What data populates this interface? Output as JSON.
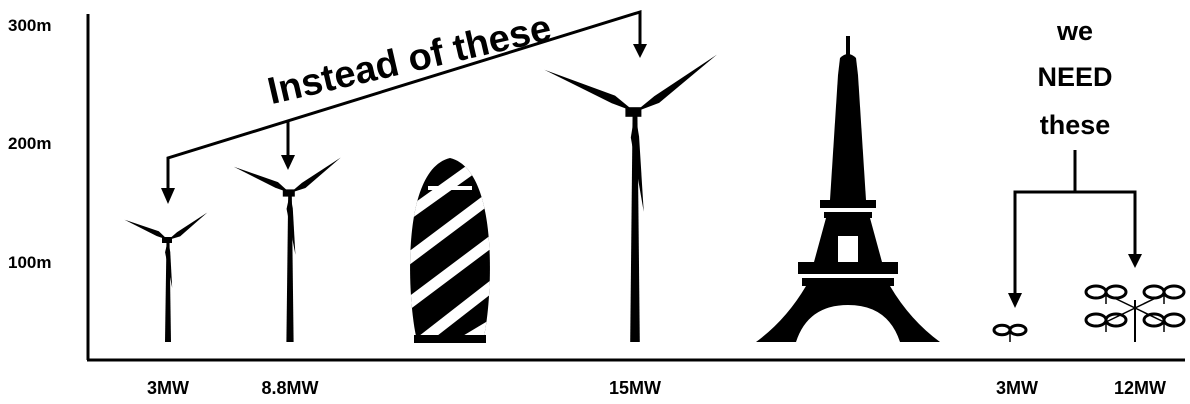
{
  "axis": {
    "ticks": [
      "300m",
      "200m",
      "100m"
    ]
  },
  "annotations": {
    "instead": "Instead of these",
    "we": "we",
    "need": "NEED",
    "these": "these"
  },
  "labels": [
    "3MW",
    "8.8MW",
    "15MW",
    "3MW",
    "12MW"
  ]
}
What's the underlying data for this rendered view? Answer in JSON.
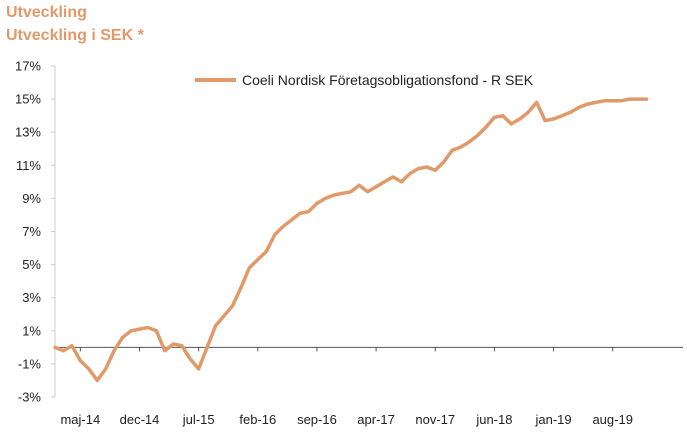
{
  "header": {
    "title": "Utveckling",
    "subtitle": "Utveckling i SEK *"
  },
  "colors": {
    "line": "#e09a6a",
    "axis": "#cccccc",
    "zero": "#555555"
  },
  "chart_data": {
    "type": "line",
    "title": "Utveckling",
    "subtitle": "Utveckling i SEK *",
    "y_ticks": [
      "17%",
      "15%",
      "13%",
      "11%",
      "9%",
      "7%",
      "5%",
      "3%",
      "1%",
      "-1%",
      "-3%"
    ],
    "x_ticks": [
      "maj-14",
      "dec-14",
      "jul-15",
      "feb-16",
      "sep-16",
      "apr-17",
      "nov-17",
      "jun-18",
      "jan-19",
      "aug-19"
    ],
    "ylim": [
      -3,
      17
    ],
    "grid": false,
    "legend_position": "top-right",
    "series": [
      {
        "name": "Coeli Nordisk Företagsobligationsfond - R SEK",
        "x": [
          "2014-02",
          "2014-03",
          "2014-04",
          "2014-05",
          "2014-06",
          "2014-07",
          "2014-08",
          "2014-09",
          "2014-10",
          "2014-11",
          "2014-12",
          "2015-01",
          "2015-02",
          "2015-03",
          "2015-04",
          "2015-05",
          "2015-06",
          "2015-07",
          "2015-08",
          "2015-09",
          "2015-10",
          "2015-11",
          "2015-12",
          "2016-01",
          "2016-02",
          "2016-03",
          "2016-04",
          "2016-05",
          "2016-06",
          "2016-07",
          "2016-08",
          "2016-09",
          "2016-10",
          "2016-11",
          "2016-12",
          "2017-01",
          "2017-02",
          "2017-03",
          "2017-04",
          "2017-05",
          "2017-06",
          "2017-07",
          "2017-08",
          "2017-09",
          "2017-10",
          "2017-11",
          "2017-12",
          "2018-01",
          "2018-02",
          "2018-03",
          "2018-04",
          "2018-05",
          "2018-06",
          "2018-07",
          "2018-08",
          "2018-09",
          "2018-10",
          "2018-11",
          "2018-12",
          "2019-01",
          "2019-02",
          "2019-03",
          "2019-04",
          "2019-05",
          "2019-06",
          "2019-07",
          "2019-08",
          "2019-09",
          "2019-10",
          "2019-11",
          "2019-12"
        ],
        "values": [
          0.0,
          -0.2,
          0.1,
          -0.8,
          -1.3,
          -2.0,
          -1.3,
          -0.2,
          0.6,
          1.0,
          1.1,
          1.2,
          1.0,
          -0.2,
          0.2,
          0.1,
          -0.7,
          -1.3,
          0.0,
          1.3,
          1.9,
          2.5,
          3.6,
          4.8,
          5.3,
          5.8,
          6.8,
          7.3,
          7.7,
          8.1,
          8.2,
          8.7,
          9.0,
          9.2,
          9.3,
          9.4,
          9.8,
          9.4,
          9.7,
          10.0,
          10.3,
          10.0,
          10.5,
          10.8,
          10.9,
          10.7,
          11.2,
          11.9,
          12.1,
          12.4,
          12.8,
          13.3,
          13.9,
          14.0,
          13.5,
          13.8,
          14.2,
          14.8,
          13.7,
          13.8,
          14.0,
          14.2,
          14.5,
          14.7,
          14.8,
          14.9,
          14.9,
          14.9,
          15.0,
          15.0,
          15.0
        ]
      }
    ]
  }
}
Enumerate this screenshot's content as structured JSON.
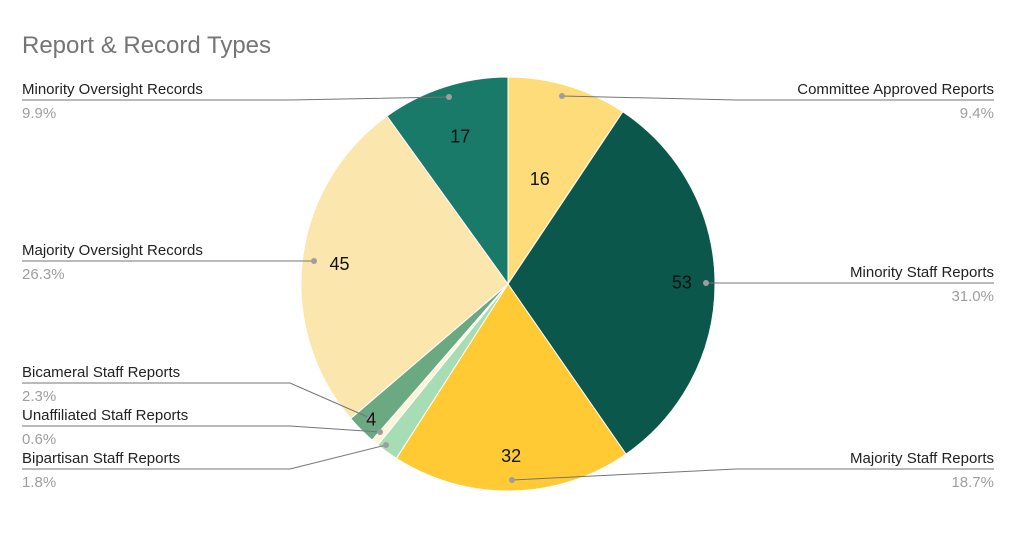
{
  "chart_data": {
    "type": "pie",
    "title": "Report & Record Types",
    "slices": [
      {
        "name": "Committee Approved Reports",
        "value": 16,
        "percent": "9.4%",
        "color": "#fedc79"
      },
      {
        "name": "Minority Staff Reports",
        "value": 53,
        "percent": "31.0%",
        "color": "#0c574b"
      },
      {
        "name": "Majority Staff Reports",
        "value": 32,
        "percent": "18.7%",
        "color": "#ffca33"
      },
      {
        "name": "Bipartisan Staff Reports",
        "value": 3,
        "percent": "1.8%",
        "color": "#a6ddb5"
      },
      {
        "name": "Unaffiliated Staff Reports",
        "value": 1,
        "percent": "0.6%",
        "color": "#fdf3d8"
      },
      {
        "name": "Bicameral Staff Reports",
        "value": 4,
        "percent": "2.3%",
        "color": "#6ba983"
      },
      {
        "name": "Majority Oversight Records",
        "value": 45,
        "percent": "26.3%",
        "color": "#fbe6ad"
      },
      {
        "name": "Minority Oversight Records",
        "value": 17,
        "percent": "9.9%",
        "color": "#1a7a6a"
      }
    ],
    "value_labels_shown": [
      "16",
      "53",
      "32",
      "4",
      "45",
      "17"
    ],
    "legend": "none"
  }
}
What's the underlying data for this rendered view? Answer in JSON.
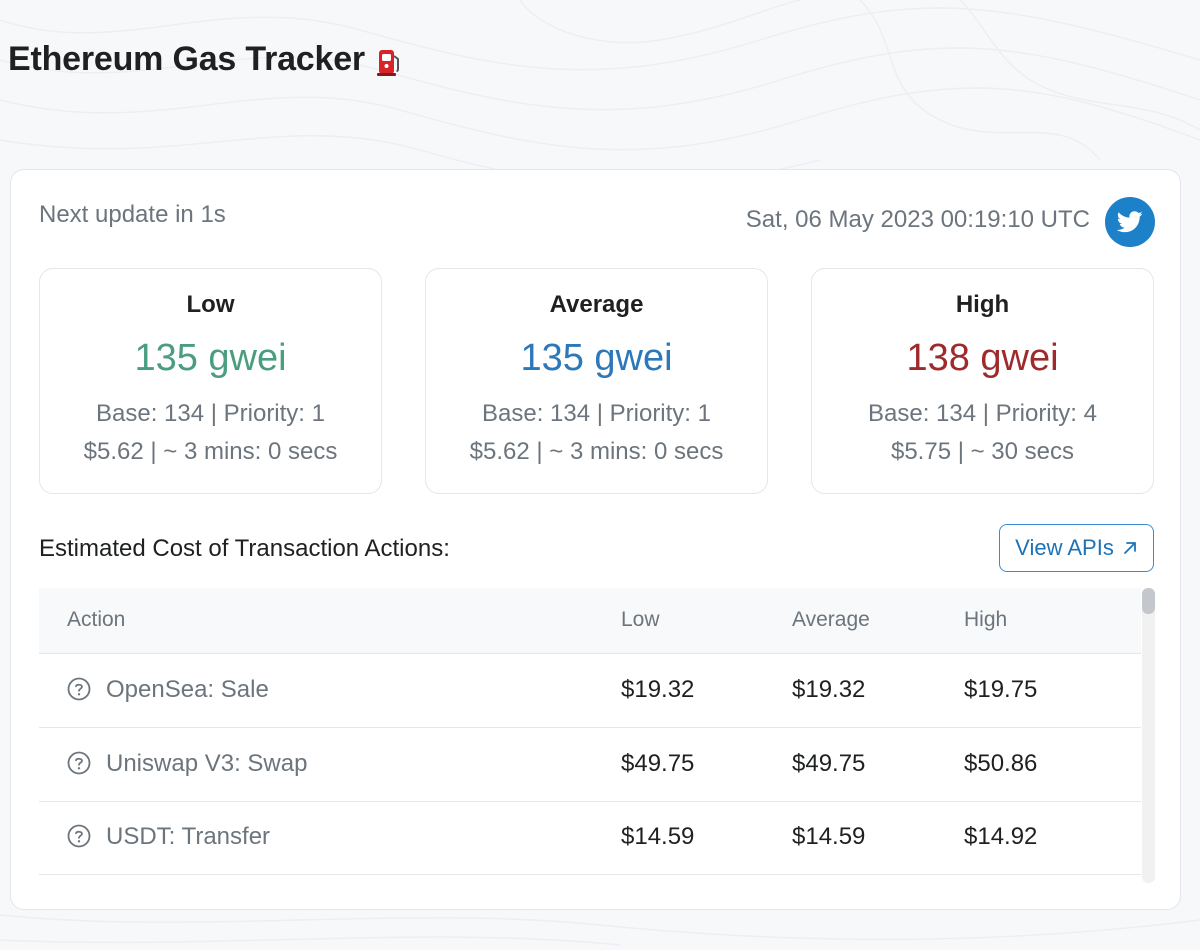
{
  "page": {
    "title": "Ethereum Gas Tracker"
  },
  "header": {
    "next_update": "Next update in 1s",
    "timestamp": "Sat, 06 May 2023 00:19:10 UTC"
  },
  "gas": [
    {
      "label": "Low",
      "value": "135 gwei",
      "base_priority": "Base: 134 | Priority: 1",
      "cost_time": "$5.62 | ~ 3 mins: 0 secs",
      "color": "#4a9d7e"
    },
    {
      "label": "Average",
      "value": "135 gwei",
      "base_priority": "Base: 134 | Priority: 1",
      "cost_time": "$5.62 | ~ 3 mins: 0 secs",
      "color": "#2c78b8"
    },
    {
      "label": "High",
      "value": "138 gwei",
      "base_priority": "Base: 134 | Priority: 4",
      "cost_time": "$5.75 | ~ 30 secs",
      "color": "#9e2a2b"
    }
  ],
  "actions": {
    "title": "Estimated Cost of Transaction Actions:",
    "view_apis_label": "View APIs",
    "columns": [
      "Action",
      "Low",
      "Average",
      "High"
    ],
    "rows": [
      {
        "action": "OpenSea: Sale",
        "low": "$19.32",
        "average": "$19.32",
        "high": "$19.75"
      },
      {
        "action": "Uniswap V3: Swap",
        "low": "$49.75",
        "average": "$49.75",
        "high": "$50.86"
      },
      {
        "action": "USDT: Transfer",
        "low": "$14.59",
        "average": "$14.59",
        "high": "$14.92"
      }
    ]
  },
  "icons": {
    "title_icon": "fuel-pump-icon",
    "social": "twitter-icon",
    "external_link": "arrow-up-right-icon",
    "row_help": "question-circle-icon"
  },
  "colors": {
    "accent": "#1d81c9",
    "low": "#4a9d7e",
    "average": "#2c78b8",
    "high": "#9e2a2b"
  }
}
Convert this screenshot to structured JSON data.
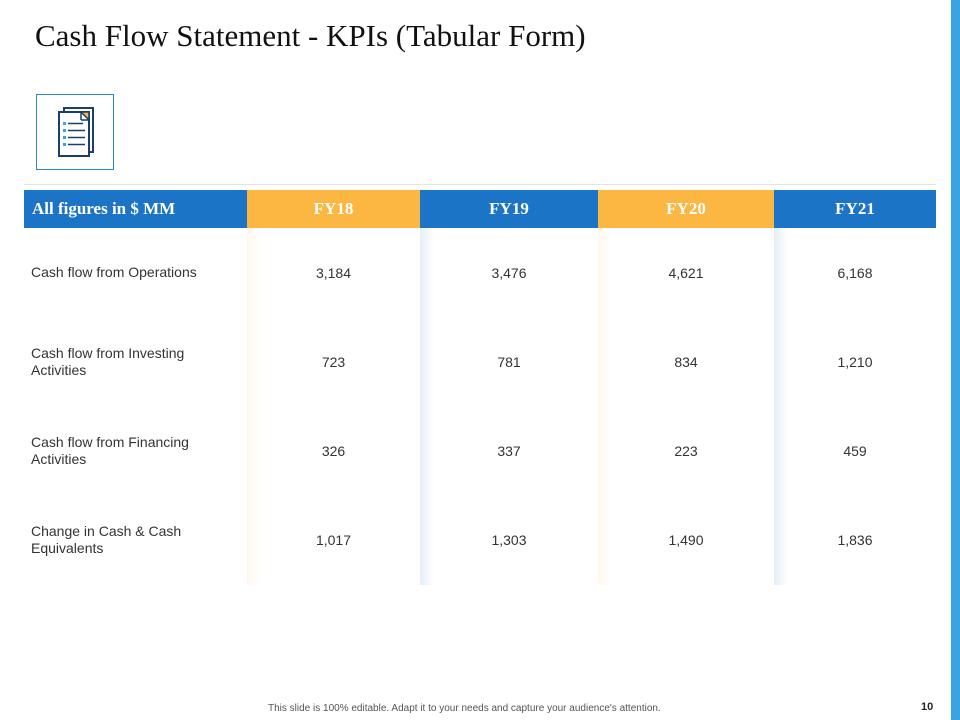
{
  "title": "Cash Flow Statement - KPIs (Tabular Form)",
  "icon": "document-icon",
  "table": {
    "headers": [
      "All figures in $ MM",
      "FY18",
      "FY19",
      "FY20",
      "FY21"
    ],
    "rows": [
      {
        "label": "Cash flow from Operations",
        "values": [
          "3,184",
          "3,476",
          "4,621",
          "6,168"
        ]
      },
      {
        "label": "Cash flow from Investing Activities",
        "values": [
          "723",
          "781",
          "834",
          "1,210"
        ]
      },
      {
        "label": "Cash flow from Financing Activities",
        "values": [
          "326",
          "337",
          "223",
          "459"
        ]
      },
      {
        "label": "Change in Cash & Cash Equivalents",
        "values": [
          "1,017",
          "1,303",
          "1,490",
          "1,836"
        ]
      }
    ]
  },
  "colors": {
    "header_blue": "#1b74c6",
    "header_orange": "#fbb741",
    "accent_bar": "#3aa3e3"
  },
  "footer": {
    "note": "This slide is 100% editable.  Adapt it to your needs and capture your audience's attention.",
    "page": "10"
  }
}
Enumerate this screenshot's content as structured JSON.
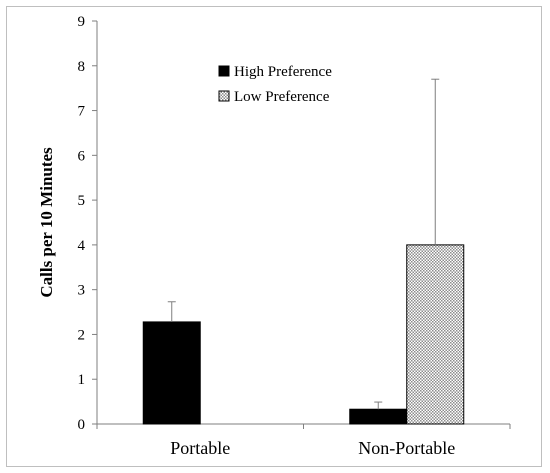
{
  "chart_data": {
    "type": "bar",
    "title": "",
    "xlabel": "",
    "ylabel": "Calls per 10 Minutes",
    "ylim": [
      0,
      9
    ],
    "yticks": [
      0,
      1,
      2,
      3,
      4,
      5,
      6,
      7,
      8,
      9
    ],
    "categories": [
      "Portable",
      "Non-Portable"
    ],
    "series": [
      {
        "name": "High Preference",
        "values": [
          2.28,
          0.33
        ],
        "error_upper": [
          0.45,
          0.16
        ],
        "color": "#000000",
        "pattern": "solid"
      },
      {
        "name": "Low Preference",
        "values": [
          null,
          4.0
        ],
        "error_upper": [
          null,
          3.7
        ],
        "color": "#d9d9d9",
        "pattern": "dotted"
      }
    ],
    "grid": false,
    "legend_position": "top-center"
  }
}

□ □ □ □

• **Exercise task**
Of the lines in the material, how many contain the word "Cash"? Reply with the number and nothing else.

• **Reply**
5